• _Brief_:
Return all lines in the material below that contain "악플러의".

____________

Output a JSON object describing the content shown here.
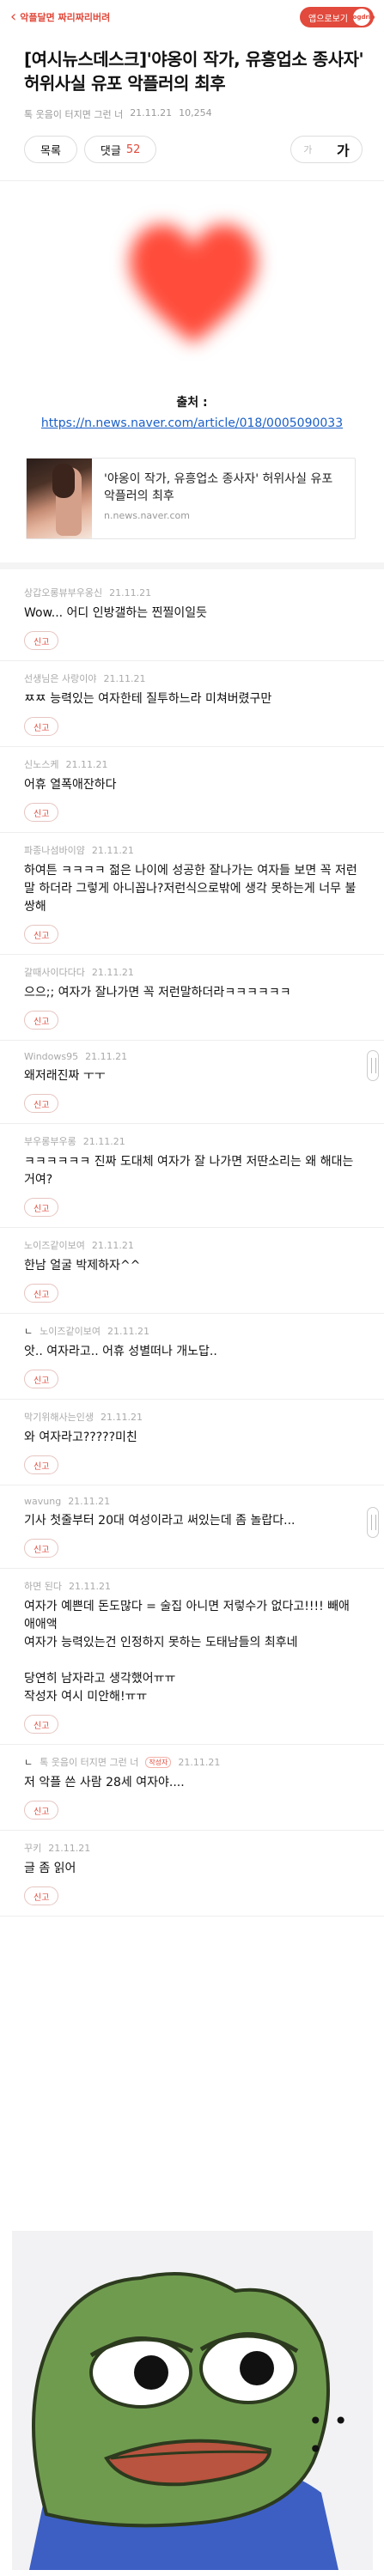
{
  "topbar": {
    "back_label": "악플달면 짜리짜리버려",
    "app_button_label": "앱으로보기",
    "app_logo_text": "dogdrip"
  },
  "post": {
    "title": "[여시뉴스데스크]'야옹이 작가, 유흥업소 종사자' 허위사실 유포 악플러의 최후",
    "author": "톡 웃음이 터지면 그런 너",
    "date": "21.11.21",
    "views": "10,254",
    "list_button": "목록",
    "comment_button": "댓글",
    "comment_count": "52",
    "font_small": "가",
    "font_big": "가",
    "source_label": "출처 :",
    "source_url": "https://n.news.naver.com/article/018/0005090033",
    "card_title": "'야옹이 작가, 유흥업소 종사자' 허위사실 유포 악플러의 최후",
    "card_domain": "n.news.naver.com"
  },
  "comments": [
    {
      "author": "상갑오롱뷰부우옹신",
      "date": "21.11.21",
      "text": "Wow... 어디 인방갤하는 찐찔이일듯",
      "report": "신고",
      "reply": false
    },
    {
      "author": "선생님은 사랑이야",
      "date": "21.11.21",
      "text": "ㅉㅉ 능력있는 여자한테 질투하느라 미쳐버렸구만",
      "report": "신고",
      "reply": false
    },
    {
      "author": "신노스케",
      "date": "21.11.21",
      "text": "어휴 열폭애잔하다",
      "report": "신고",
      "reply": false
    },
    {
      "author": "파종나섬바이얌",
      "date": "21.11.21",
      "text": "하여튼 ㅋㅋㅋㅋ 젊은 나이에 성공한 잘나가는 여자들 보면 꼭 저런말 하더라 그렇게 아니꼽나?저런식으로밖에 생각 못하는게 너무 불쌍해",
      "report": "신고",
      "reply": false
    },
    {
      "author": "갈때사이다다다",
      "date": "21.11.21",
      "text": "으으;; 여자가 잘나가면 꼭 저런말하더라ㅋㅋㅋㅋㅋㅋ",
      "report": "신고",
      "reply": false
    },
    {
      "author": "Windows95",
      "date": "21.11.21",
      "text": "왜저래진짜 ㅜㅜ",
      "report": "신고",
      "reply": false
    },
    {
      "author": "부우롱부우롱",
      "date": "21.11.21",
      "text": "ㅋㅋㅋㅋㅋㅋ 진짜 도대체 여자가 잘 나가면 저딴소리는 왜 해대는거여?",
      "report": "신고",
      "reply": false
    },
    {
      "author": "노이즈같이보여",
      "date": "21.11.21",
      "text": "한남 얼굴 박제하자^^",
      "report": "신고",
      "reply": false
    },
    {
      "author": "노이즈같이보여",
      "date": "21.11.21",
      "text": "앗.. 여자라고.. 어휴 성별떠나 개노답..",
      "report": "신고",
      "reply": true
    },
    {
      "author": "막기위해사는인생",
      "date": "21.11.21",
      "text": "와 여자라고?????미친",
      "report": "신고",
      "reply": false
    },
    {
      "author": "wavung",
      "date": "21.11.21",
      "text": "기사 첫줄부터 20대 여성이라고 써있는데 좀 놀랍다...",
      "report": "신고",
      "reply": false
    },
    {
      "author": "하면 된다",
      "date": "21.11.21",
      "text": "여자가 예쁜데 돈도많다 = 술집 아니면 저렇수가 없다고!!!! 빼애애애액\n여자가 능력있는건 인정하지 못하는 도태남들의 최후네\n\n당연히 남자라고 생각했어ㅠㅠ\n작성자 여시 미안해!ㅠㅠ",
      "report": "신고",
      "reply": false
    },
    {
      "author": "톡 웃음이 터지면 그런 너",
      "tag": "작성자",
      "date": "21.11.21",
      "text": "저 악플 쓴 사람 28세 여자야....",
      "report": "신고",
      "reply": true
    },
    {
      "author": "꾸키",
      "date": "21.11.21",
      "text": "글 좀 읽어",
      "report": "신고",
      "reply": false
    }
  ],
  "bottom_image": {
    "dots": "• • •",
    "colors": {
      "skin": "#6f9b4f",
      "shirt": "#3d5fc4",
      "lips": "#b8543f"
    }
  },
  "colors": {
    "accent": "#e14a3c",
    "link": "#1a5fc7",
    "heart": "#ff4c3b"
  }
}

____________

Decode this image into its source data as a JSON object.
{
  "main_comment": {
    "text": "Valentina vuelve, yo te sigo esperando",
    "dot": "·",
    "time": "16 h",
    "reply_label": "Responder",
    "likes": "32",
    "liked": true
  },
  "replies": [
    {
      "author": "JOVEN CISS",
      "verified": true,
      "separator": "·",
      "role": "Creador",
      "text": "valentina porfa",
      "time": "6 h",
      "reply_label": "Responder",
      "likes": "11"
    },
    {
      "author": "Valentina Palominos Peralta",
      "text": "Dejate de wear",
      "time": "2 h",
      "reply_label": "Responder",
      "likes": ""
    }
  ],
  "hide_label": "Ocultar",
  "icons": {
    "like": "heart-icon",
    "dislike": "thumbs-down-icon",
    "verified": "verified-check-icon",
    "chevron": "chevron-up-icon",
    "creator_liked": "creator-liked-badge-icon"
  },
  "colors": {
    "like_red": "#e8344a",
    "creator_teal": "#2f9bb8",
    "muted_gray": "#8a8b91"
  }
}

____________

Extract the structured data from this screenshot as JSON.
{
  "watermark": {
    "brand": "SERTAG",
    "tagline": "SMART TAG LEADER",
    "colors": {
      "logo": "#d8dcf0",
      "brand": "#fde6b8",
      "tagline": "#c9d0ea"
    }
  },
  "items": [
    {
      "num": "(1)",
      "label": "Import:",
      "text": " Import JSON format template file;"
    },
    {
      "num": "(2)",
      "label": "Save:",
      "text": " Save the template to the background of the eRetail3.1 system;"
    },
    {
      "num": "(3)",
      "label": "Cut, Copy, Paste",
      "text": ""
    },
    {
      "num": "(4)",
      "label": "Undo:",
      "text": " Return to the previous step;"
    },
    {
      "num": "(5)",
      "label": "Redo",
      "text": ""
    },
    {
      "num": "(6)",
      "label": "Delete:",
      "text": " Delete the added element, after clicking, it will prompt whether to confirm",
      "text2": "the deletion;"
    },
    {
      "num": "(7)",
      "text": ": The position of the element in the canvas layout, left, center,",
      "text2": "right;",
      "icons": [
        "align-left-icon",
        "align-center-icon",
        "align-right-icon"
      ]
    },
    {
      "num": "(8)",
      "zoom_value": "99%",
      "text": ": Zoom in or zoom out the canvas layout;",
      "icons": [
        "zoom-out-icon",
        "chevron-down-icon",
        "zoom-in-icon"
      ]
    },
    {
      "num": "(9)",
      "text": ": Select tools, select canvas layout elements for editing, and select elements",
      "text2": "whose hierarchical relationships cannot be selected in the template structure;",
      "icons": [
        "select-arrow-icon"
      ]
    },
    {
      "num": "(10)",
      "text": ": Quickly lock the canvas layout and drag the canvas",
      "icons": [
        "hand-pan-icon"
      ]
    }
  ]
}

____________

• _Solved problem_:
    "title": "[여시뉴스데스크]'야옹이 작가, 유흥업소 종사자' 허위사실 유포 악플러의 최후",
    "card_title": "'야옹이 작가, 유흥업소 종사자' 허위사실 유포 악플러의 최후",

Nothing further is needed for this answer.